> [課題]
関西電力管内の今冬の電力需給を伝える本文を、最初から最後まで一字も変えずに書き写してください。

関西の需要が6%減少、過剰な供給力で発電コストを無駄遣い電力供給サービス

今冬の関西電力管内の需要が当初の予測を大幅に下回っている。2年前の2010年度と比べても約6%減少していることを関西電力が発表した。一方で供給力を適切に調整できずに、過剰な供給状態を続けていることが明らかになった。発電コストの無駄遣いは許されない状況にある。

» 2013年02月27日 11時00分 公開
[石田雅也,スマートジャパン]

 関西電力が2月26日に発表した今冬の需給状況報告を見ると、需要が最大になったのは2月19日(火)の午前10時〜11時で2432万kWだった。当日の供給力2656万kWに対する需給率は91.6%である。

 12月〜2月の需要を過去3年間で比較すると、厳寒だった2年前と比べて約140万kW少ない水準に下がっている(図1)。比率にして約6%の減少率になる。3年間の気温の分布がさほど変わらないことから、減少分には「節電効果が含まれている」と関西電力は評価している。

> [保存データ]
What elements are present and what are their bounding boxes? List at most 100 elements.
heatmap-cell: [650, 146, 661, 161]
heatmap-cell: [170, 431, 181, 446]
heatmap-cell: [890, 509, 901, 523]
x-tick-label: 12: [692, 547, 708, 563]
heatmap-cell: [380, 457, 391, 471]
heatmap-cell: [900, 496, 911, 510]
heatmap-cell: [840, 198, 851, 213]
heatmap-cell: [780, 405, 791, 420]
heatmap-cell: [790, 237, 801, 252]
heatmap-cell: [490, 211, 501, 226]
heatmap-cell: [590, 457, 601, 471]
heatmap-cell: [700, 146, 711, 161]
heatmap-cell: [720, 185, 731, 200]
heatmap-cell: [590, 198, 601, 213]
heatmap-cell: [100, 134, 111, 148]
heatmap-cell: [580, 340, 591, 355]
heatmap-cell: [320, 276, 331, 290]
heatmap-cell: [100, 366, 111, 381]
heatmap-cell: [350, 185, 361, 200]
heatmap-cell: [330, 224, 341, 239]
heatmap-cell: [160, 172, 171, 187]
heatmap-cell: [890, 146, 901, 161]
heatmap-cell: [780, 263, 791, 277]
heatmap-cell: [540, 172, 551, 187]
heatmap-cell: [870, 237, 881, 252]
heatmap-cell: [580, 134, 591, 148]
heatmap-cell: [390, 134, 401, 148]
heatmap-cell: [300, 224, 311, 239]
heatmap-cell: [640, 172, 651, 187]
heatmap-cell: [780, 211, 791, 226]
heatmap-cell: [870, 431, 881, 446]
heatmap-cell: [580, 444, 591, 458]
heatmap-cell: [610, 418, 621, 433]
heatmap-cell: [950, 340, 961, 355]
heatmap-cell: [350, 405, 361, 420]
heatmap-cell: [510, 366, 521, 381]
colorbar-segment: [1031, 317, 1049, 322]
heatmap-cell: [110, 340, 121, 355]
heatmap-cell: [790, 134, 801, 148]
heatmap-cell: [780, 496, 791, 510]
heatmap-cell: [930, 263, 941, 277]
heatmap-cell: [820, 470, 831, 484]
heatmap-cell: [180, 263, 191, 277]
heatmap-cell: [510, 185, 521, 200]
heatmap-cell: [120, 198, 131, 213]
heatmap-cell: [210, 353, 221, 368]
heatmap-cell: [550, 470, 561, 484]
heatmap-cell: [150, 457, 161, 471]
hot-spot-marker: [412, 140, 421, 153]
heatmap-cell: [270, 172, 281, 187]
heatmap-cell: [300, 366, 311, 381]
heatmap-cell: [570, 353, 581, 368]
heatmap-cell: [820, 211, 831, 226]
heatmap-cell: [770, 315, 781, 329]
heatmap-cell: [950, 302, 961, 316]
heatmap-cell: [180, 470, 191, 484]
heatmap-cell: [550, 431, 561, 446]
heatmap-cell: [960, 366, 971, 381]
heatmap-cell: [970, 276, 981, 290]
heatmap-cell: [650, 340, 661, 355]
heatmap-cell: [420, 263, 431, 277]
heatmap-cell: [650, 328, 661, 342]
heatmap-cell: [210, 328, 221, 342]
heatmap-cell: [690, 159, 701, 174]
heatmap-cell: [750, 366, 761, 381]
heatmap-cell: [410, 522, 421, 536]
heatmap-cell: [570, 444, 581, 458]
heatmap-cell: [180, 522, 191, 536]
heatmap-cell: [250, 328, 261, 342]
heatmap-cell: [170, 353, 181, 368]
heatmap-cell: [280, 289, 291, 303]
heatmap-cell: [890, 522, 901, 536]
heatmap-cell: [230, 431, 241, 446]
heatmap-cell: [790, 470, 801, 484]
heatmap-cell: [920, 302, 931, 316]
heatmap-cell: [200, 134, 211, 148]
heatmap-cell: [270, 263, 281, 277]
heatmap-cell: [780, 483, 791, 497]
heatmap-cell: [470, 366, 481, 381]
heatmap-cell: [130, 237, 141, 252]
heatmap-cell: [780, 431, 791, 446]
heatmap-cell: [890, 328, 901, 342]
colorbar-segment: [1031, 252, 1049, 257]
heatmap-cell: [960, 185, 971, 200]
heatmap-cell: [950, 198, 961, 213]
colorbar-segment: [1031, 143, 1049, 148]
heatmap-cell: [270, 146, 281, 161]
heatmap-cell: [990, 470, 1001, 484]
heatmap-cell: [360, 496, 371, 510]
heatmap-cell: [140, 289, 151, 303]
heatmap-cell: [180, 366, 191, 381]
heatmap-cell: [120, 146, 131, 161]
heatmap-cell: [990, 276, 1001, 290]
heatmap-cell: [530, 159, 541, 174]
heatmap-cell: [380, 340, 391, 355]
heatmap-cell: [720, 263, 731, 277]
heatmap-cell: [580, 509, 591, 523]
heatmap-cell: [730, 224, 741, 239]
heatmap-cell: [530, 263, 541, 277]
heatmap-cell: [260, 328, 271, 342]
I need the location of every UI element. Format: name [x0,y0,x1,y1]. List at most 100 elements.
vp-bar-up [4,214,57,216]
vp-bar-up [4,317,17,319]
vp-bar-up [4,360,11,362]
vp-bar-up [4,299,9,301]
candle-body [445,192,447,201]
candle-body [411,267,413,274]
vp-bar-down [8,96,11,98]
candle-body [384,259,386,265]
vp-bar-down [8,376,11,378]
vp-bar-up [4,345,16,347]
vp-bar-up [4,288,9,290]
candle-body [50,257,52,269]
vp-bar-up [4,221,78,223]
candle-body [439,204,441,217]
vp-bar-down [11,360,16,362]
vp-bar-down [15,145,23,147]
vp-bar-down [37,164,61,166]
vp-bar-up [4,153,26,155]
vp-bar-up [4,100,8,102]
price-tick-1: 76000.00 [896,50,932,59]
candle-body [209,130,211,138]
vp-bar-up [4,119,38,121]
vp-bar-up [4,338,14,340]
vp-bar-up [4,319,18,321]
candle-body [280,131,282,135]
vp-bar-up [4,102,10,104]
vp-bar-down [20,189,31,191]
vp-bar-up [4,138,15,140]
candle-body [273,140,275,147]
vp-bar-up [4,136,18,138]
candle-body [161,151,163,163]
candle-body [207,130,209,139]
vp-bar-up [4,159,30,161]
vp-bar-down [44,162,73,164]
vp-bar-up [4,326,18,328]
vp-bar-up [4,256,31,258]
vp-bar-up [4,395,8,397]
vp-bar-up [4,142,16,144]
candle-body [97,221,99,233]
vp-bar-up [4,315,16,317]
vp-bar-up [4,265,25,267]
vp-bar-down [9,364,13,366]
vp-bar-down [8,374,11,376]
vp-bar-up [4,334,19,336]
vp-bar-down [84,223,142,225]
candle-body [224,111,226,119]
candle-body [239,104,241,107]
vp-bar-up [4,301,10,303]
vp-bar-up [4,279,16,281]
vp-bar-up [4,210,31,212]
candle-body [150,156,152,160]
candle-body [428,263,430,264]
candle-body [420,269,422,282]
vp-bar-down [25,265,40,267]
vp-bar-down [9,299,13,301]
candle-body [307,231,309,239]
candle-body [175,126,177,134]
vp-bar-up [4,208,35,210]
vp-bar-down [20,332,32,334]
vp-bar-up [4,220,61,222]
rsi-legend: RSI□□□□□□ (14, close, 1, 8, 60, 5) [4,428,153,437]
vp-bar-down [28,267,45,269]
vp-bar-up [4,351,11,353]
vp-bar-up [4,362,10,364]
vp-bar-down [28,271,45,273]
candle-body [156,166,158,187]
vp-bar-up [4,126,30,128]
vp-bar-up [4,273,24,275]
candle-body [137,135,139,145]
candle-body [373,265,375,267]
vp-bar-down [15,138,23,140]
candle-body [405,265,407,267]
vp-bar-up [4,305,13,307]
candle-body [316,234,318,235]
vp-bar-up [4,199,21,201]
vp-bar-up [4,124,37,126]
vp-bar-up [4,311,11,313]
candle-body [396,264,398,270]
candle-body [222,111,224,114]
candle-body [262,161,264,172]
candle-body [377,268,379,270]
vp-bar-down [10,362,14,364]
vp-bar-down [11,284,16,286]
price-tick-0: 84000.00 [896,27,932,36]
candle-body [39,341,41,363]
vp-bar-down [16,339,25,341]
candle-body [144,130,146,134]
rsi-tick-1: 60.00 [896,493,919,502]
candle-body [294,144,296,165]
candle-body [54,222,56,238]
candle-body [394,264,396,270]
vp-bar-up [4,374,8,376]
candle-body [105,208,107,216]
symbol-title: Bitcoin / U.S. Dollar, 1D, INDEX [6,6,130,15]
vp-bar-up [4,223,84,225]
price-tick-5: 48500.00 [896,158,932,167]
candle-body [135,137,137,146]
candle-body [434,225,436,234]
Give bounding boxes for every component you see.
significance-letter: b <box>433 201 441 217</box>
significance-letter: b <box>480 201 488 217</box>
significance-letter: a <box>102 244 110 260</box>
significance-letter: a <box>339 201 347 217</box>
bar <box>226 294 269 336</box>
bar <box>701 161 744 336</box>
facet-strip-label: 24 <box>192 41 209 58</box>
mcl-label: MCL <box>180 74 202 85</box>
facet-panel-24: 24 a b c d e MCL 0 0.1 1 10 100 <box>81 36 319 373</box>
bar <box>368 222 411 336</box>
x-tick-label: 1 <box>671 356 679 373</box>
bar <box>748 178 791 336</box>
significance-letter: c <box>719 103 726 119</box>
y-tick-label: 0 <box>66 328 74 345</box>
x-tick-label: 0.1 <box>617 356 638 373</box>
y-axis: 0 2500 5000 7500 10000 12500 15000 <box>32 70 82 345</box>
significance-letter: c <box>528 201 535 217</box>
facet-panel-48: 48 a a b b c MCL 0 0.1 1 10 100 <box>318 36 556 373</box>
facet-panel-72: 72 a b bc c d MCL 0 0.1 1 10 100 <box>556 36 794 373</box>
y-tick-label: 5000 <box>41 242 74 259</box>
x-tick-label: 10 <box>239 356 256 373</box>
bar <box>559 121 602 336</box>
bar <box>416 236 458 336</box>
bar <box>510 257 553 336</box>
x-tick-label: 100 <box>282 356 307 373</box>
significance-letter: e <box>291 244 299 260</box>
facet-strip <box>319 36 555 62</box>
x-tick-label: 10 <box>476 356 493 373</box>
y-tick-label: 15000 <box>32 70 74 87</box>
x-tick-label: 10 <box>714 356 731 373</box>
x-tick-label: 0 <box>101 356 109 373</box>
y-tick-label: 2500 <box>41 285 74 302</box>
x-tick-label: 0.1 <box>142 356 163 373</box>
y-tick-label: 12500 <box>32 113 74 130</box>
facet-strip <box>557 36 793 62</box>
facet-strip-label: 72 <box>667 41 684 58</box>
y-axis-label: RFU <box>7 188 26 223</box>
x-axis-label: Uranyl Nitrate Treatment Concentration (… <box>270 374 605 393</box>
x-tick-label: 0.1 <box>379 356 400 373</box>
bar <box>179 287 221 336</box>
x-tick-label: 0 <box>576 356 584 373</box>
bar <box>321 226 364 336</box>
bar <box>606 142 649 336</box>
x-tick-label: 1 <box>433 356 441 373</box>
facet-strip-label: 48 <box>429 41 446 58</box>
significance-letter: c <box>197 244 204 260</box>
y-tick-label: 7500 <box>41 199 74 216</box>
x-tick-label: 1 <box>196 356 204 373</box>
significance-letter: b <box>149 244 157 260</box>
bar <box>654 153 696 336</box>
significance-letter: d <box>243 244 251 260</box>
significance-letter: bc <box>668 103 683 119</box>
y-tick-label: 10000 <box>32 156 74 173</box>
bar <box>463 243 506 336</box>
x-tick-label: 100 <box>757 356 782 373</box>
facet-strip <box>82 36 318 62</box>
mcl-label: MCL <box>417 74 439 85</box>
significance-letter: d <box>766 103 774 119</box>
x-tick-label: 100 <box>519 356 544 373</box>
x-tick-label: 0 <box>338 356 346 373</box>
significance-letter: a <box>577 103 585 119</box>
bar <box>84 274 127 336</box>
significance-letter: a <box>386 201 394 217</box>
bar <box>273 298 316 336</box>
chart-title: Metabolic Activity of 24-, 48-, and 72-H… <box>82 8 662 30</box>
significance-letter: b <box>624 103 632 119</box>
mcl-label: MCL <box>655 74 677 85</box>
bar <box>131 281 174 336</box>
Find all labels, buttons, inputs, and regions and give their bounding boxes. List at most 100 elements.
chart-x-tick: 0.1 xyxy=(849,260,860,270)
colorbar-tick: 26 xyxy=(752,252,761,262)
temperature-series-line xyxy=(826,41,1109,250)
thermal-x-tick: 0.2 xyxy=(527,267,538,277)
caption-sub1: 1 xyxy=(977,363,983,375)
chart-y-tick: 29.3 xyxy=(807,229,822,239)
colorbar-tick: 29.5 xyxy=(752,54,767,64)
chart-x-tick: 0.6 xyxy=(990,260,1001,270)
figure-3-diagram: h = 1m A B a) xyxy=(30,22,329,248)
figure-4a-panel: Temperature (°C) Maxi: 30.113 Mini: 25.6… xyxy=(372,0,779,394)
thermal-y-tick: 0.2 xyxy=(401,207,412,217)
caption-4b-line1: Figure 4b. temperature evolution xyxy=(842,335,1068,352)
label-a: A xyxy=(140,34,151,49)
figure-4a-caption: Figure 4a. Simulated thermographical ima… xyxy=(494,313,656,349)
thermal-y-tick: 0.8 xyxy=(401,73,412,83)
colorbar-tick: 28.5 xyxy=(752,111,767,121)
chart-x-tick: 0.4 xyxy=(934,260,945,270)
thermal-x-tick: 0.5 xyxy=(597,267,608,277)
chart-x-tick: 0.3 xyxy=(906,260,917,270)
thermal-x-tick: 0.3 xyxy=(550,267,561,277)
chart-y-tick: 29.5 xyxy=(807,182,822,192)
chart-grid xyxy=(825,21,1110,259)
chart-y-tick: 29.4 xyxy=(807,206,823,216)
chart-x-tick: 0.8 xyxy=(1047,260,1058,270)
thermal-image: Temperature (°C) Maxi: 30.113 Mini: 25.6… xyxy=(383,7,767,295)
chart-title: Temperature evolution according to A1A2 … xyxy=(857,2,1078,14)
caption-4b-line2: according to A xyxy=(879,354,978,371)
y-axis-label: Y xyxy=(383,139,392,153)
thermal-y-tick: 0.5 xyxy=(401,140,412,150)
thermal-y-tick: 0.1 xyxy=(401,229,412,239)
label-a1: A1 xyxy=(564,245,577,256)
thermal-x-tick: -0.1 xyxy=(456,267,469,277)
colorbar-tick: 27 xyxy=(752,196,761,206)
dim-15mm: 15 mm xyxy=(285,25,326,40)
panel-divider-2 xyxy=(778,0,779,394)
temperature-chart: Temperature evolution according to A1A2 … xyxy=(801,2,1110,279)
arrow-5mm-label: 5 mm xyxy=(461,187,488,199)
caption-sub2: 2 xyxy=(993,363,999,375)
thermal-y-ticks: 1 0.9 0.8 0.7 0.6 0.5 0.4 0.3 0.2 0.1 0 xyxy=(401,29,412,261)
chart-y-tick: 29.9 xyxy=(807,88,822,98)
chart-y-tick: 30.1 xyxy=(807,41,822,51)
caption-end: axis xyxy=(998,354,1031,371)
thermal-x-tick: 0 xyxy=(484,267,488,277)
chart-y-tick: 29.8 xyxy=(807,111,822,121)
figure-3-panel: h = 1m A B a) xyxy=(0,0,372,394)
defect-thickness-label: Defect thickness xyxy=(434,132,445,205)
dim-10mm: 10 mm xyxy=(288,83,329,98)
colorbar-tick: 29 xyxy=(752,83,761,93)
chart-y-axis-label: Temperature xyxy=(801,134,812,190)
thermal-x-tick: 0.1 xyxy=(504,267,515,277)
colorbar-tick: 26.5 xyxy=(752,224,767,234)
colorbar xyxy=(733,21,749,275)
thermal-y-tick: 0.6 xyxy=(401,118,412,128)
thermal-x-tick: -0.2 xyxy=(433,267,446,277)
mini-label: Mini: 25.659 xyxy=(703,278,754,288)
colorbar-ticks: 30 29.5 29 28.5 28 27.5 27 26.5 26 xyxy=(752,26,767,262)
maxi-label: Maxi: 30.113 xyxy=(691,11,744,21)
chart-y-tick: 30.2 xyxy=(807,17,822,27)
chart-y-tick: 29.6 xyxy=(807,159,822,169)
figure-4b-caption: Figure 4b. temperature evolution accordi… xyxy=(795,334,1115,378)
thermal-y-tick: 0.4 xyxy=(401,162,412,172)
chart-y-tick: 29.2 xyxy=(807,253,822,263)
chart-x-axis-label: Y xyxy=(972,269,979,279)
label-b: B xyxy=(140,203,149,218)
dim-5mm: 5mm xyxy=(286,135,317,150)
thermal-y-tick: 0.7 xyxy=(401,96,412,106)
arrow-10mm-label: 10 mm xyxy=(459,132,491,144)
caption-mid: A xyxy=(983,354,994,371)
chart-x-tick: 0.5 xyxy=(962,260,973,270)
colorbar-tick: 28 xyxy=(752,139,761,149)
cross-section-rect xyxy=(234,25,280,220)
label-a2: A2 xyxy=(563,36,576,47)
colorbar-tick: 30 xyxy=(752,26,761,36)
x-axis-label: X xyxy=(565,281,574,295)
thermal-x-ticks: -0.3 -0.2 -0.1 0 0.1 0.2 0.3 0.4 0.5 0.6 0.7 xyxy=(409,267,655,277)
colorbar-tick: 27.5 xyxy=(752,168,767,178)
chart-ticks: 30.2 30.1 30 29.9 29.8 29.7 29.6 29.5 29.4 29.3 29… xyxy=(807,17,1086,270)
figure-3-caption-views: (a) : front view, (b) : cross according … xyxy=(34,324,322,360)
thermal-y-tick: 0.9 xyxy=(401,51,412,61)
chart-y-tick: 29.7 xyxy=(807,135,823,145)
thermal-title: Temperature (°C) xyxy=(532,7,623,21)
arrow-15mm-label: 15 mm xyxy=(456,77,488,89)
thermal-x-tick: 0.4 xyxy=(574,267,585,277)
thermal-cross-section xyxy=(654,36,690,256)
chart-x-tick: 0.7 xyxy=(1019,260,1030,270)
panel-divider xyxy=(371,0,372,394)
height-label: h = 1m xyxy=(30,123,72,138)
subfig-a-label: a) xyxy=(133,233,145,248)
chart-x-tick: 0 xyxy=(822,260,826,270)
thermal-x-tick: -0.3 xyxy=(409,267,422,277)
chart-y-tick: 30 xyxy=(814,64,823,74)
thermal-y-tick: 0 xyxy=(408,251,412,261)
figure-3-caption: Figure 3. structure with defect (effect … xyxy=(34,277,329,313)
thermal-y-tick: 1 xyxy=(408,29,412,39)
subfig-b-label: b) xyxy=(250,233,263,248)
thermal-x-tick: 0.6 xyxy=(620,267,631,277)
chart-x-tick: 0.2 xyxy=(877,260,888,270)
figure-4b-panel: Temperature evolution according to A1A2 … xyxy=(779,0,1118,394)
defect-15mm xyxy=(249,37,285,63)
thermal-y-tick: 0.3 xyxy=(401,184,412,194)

> [出力]
関西の需要が6%減少、過剰な供給力で発電コストを無駄遣い電力供給サービス

今冬の関西電力管内の需要が当初の予測を大幅に下回っている。2年前の2010年度と比べても約6%減少していることを関西電力が発表した。一方で供給力を適切に調整できずに、過剰な供給状態を続けていることが明らかになった。発電コストの無駄遣いは許されない状況にある。

» 2013年02月27日 11時00分 公開
[石田雅也,スマートジャパン]

 関西電力が2月26日に発表した今冬の需給状況報告を見ると、需要が最大になったのは2月19日(火)の午前10時〜11時で2432万kWだった。当日の供給力2656万kWに対する需給率は91.6%である。

 12月〜2月の需要を過去3年間で比較すると、厳寒だった2年前と比べて約140万kW少ない水準に下がっている(図1)。比率にして約6%の減少率になる。3年間の気温の分布がさほど変わらないことから、減少分には「節電効果が含まれている」と関西電力は評価している。